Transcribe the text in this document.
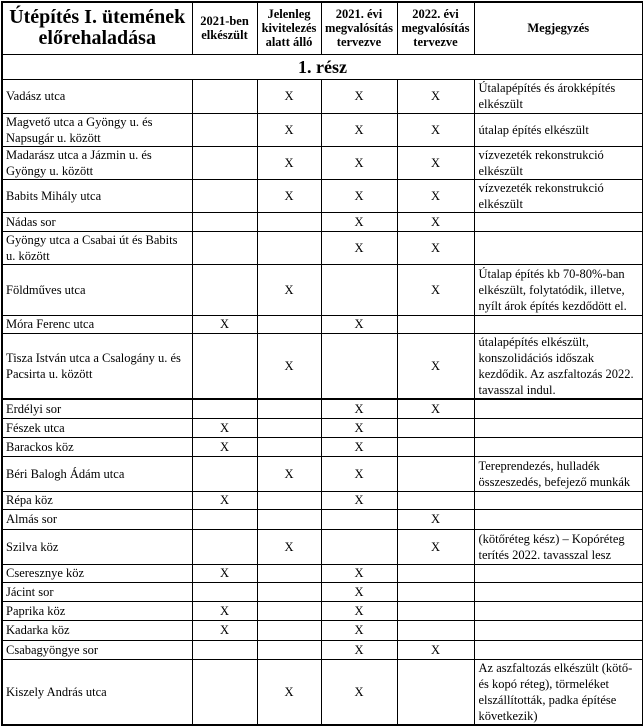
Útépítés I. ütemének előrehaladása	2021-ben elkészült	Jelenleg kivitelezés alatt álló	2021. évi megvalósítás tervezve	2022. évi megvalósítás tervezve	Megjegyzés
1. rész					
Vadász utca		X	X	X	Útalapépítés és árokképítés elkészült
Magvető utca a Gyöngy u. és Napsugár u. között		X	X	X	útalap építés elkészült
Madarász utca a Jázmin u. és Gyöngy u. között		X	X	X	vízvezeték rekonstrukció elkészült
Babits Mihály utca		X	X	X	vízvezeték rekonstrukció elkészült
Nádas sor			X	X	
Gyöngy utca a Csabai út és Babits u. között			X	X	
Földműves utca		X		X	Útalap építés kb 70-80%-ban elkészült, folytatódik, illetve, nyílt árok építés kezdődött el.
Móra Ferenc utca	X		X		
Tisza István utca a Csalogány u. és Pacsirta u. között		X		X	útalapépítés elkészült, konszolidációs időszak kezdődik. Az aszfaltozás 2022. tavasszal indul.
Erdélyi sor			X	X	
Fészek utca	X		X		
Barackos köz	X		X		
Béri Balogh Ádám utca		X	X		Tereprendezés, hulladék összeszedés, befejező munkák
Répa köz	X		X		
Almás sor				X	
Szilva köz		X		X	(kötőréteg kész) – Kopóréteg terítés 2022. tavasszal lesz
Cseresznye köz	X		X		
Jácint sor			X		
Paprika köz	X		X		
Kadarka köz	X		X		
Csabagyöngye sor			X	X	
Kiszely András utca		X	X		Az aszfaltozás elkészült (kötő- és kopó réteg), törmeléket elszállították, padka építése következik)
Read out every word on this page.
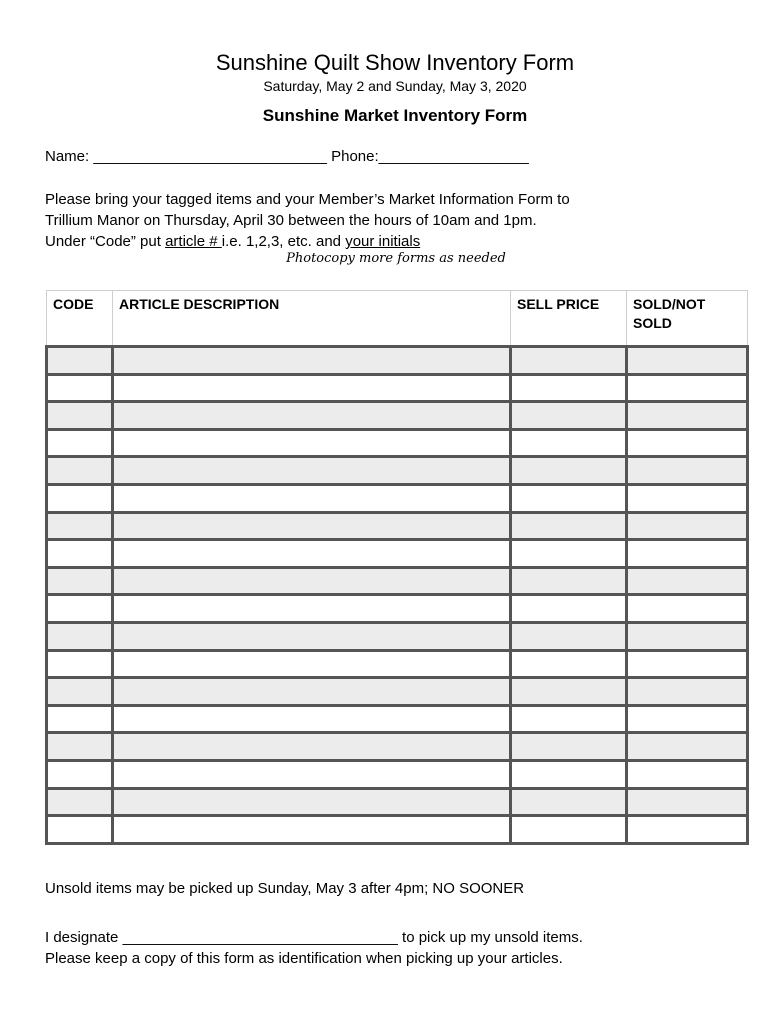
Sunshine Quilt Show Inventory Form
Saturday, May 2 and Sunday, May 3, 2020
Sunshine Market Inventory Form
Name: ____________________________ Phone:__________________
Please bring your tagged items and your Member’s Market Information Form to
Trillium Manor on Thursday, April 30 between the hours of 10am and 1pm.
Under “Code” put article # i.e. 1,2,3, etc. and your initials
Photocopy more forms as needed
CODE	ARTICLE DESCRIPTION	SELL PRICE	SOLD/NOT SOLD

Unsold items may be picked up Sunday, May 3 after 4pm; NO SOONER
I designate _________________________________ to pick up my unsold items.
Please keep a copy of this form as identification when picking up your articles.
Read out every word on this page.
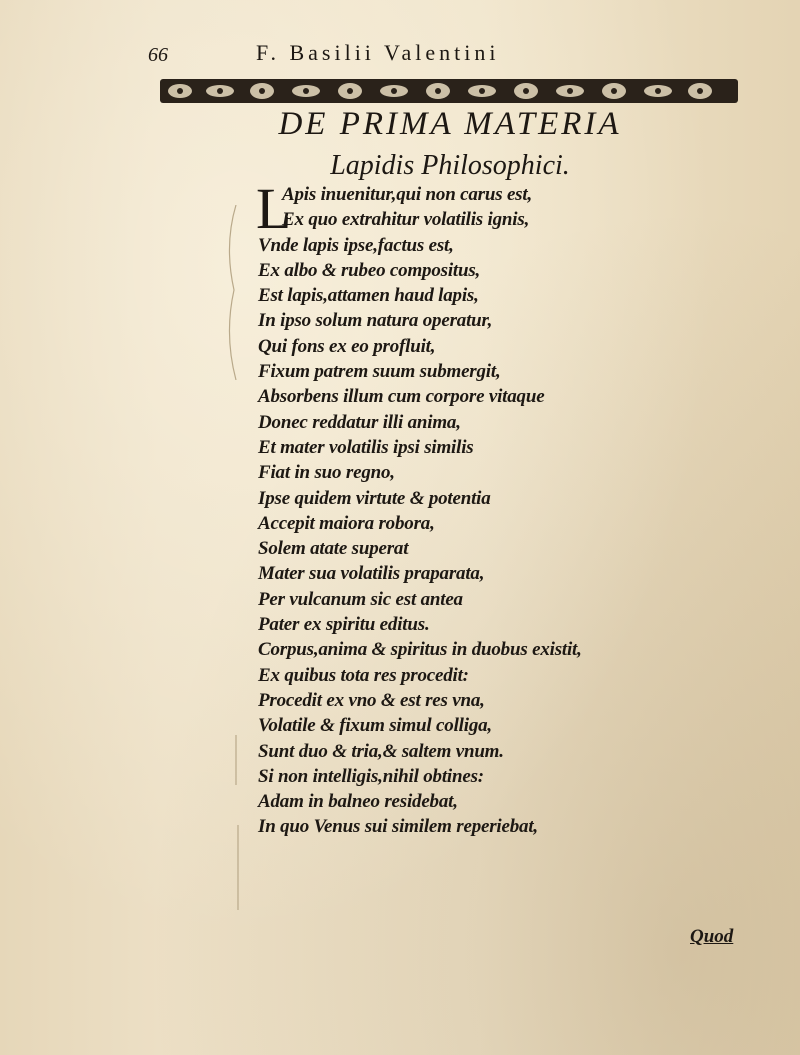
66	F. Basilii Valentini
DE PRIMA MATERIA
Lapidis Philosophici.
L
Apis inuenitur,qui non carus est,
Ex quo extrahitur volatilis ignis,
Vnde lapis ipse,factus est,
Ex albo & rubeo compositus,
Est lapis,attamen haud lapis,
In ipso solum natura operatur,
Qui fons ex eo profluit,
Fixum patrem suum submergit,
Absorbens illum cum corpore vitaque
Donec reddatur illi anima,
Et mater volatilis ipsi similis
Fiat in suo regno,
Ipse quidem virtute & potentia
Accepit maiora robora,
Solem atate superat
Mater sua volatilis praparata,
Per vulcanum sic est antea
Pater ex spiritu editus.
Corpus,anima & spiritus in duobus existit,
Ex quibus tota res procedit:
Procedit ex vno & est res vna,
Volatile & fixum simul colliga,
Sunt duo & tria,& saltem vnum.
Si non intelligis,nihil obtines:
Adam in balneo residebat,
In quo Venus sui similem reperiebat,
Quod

WHAT THE TASK ASKS:
Report how many lines of the listing above include the word "Please". Say nothing but the number.

TASK ANSWER:
2